** Письменное задание A **
Изложите текст о Раневской в двух предложениях.
** Письменное задание B **
Отредактируйте записи от их начала до строки с «service-interface-icon [836,285,860,309]» включительно, заменив «aggregate-stereotype» на «aggregate-label». Все остальное в этих строках сохраните без изменений и приведите только их.

Сложен человек. Всякий сложен. Много намешано в человеке. Потому и интересен. Сплетаются нити, ведущие из своего прошлого, с генетическими нитями, тянущимися от предков. Сплетаются дурные и добрые побуждения. Спутываются ясные намерения ума с простыми требованиями жизни. Сердечный импульс дает толчок в одну сторону, а императив физиологии – в другую. Нити общественного долга и личного интереса стремятся быть связанными в красивом узоре, но порой запутываются уродливыми узлами. Каждый сложен. Но если у большинства из нас внутри сложный клубок нитей, то Раневская была соткана из морских канатов. Великолепно крупна и красива ее сложность. И от крупности все противоречия ее личности воспринимались как гармоническая цельность. Редки такие люди.

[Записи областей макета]
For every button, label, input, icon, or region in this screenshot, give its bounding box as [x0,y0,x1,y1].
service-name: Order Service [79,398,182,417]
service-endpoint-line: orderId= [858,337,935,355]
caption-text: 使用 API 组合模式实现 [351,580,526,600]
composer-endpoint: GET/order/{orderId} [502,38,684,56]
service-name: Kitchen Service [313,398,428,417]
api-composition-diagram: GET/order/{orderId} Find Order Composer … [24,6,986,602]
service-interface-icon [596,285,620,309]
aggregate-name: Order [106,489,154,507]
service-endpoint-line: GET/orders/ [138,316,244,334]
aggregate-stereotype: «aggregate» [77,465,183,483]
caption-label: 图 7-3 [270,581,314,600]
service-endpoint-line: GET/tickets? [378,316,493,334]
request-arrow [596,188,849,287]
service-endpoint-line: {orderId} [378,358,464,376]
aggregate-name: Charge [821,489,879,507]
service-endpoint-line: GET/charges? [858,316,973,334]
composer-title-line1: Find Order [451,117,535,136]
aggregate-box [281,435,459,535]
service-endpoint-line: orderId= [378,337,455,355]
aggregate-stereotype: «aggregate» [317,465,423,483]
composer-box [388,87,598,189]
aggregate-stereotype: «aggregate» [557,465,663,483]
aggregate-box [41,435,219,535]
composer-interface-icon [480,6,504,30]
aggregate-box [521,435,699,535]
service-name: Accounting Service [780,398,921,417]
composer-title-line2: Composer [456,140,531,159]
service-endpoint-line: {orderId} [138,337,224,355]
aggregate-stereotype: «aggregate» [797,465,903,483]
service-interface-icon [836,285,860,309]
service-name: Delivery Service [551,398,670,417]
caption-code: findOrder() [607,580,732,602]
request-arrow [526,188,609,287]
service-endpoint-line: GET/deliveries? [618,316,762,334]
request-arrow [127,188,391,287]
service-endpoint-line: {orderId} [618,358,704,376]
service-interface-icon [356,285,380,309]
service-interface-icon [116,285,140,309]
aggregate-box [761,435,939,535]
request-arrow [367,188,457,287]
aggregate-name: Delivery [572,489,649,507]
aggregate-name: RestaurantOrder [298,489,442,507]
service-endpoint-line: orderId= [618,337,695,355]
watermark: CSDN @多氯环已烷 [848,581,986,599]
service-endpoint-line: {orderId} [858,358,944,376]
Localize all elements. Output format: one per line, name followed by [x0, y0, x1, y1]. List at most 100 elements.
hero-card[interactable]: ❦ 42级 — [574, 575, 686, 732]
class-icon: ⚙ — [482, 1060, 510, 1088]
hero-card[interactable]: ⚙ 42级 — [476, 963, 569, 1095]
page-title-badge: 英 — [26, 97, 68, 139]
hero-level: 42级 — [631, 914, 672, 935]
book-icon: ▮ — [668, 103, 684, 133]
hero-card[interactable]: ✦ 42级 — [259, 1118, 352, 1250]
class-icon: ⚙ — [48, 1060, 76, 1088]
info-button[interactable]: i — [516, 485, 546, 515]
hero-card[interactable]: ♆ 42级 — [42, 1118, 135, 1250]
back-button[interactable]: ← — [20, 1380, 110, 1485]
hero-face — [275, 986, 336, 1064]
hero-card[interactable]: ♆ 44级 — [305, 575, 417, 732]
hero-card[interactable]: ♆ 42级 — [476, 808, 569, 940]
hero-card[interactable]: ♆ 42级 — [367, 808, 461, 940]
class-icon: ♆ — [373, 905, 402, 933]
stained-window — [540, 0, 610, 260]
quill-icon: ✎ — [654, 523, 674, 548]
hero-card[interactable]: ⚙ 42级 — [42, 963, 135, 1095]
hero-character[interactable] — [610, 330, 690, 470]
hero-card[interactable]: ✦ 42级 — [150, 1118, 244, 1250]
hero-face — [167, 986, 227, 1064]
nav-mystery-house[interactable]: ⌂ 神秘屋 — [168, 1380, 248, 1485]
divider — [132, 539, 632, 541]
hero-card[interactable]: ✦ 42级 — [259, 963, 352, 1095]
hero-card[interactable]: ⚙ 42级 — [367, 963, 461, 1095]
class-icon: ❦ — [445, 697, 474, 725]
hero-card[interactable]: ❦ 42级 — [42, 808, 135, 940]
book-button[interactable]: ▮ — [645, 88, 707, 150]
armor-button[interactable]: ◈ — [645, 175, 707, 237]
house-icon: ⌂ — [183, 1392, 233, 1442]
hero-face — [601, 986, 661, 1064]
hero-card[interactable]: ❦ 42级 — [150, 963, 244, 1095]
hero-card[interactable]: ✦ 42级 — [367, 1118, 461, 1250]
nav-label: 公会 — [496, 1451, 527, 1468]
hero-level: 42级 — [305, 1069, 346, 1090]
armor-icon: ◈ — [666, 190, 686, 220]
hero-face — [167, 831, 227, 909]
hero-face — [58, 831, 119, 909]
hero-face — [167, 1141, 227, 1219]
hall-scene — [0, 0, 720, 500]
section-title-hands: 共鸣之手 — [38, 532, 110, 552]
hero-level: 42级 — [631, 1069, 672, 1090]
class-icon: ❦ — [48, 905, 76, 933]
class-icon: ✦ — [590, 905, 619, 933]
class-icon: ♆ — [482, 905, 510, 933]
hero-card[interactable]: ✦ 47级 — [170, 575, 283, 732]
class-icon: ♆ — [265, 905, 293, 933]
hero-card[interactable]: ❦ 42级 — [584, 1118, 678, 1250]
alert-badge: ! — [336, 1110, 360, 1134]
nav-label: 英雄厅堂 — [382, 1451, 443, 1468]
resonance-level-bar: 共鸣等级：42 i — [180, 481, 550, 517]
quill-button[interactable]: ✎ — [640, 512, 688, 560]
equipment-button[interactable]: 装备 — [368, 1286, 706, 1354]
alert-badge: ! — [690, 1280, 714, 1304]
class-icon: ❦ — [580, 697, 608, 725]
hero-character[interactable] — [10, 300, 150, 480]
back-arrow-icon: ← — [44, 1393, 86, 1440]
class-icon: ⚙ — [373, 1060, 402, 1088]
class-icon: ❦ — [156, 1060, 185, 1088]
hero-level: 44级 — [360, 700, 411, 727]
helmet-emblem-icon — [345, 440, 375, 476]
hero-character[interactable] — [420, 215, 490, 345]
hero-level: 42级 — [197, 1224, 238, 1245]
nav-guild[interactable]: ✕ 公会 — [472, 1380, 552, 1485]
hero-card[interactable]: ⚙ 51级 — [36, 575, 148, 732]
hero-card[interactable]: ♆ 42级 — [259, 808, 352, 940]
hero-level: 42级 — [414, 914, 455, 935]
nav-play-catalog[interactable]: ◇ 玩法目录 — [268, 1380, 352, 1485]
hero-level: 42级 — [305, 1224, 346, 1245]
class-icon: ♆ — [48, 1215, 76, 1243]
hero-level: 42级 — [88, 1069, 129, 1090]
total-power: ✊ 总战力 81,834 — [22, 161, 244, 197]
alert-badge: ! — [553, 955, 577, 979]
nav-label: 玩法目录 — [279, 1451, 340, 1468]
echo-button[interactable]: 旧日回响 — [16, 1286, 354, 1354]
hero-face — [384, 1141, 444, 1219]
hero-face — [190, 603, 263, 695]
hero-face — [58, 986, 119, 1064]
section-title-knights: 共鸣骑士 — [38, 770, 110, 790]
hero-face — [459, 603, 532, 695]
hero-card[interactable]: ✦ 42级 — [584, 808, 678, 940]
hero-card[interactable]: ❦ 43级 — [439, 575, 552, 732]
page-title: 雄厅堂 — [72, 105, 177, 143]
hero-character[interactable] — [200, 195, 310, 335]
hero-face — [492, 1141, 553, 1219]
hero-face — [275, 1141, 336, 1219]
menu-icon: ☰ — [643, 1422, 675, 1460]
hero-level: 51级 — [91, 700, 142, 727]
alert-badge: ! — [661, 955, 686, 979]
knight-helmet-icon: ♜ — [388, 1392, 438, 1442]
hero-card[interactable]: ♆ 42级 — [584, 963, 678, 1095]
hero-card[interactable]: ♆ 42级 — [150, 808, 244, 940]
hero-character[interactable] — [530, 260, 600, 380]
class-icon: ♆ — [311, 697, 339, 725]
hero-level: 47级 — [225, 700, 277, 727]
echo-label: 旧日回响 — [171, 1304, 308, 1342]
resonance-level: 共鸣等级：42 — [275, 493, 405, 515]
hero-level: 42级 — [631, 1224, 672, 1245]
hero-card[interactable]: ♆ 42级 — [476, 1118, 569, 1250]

** Разбор решения A **
Каждый человек сложен: в нем сплетаются нити прошлого и нити, тянущиеся от предков, добрые и дурные побуждения, намерения ума и требования жизни, общественный долг и личный интерес. Раневская же была «соткана из морских канатов», и ее сложность была так крупна, что все противоречия ее личности воспринимались как гармоническая цельность.

** Разбор решения B **
For every button, label, input, icon, or region in this screenshot, give its bounding box as [x0,y0,x1,y1].
service-name: Order Service [79,398,182,417]
service-endpoint-line: orderId= [858,337,935,355]
caption-text: 使用 API 组合模式实现 [351,580,526,600]
composer-endpoint: GET/order/{orderId} [502,38,684,56]
service-name: Kitchen Service [313,398,428,417]
api-composition-diagram: GET/order/{orderId} Find Order Composer … [24,6,986,602]
service-interface-icon [596,285,620,309]
aggregate-name: Order [106,489,154,507]
service-endpoint-line: GET/orders/ [138,316,244,334]
aggregate-label: «aggregate» [77,465,183,483]
caption-label: 图 7-3 [270,581,314,600]
service-endpoint-line: GET/tickets? [378,316,493,334]
request-arrow [596,188,849,287]
service-endpoint-line: {orderId} [378,358,464,376]
aggregate-name: Charge [821,489,879,507]
service-endpoint-line: GET/charges? [858,316,973,334]
composer-title-line1: Find Order [451,117,535,136]
aggregate-box [281,435,459,535]
service-endpoint-line: orderId= [378,337,455,355]
aggregate-label: «aggregate» [317,465,423,483]
composer-box [388,87,598,189]
aggregate-label: «aggregate» [557,465,663,483]
aggregate-box [41,435,219,535]
composer-interface-icon [480,6,504,30]
aggregate-box [521,435,699,535]
service-name: Accounting Service [780,398,921,417]
composer-title-line2: Composer [456,140,531,159]
service-endpoint-line: {orderId} [138,337,224,355]
aggregate-label: «aggregate» [797,465,903,483]
service-interface-icon [836,285,860,309]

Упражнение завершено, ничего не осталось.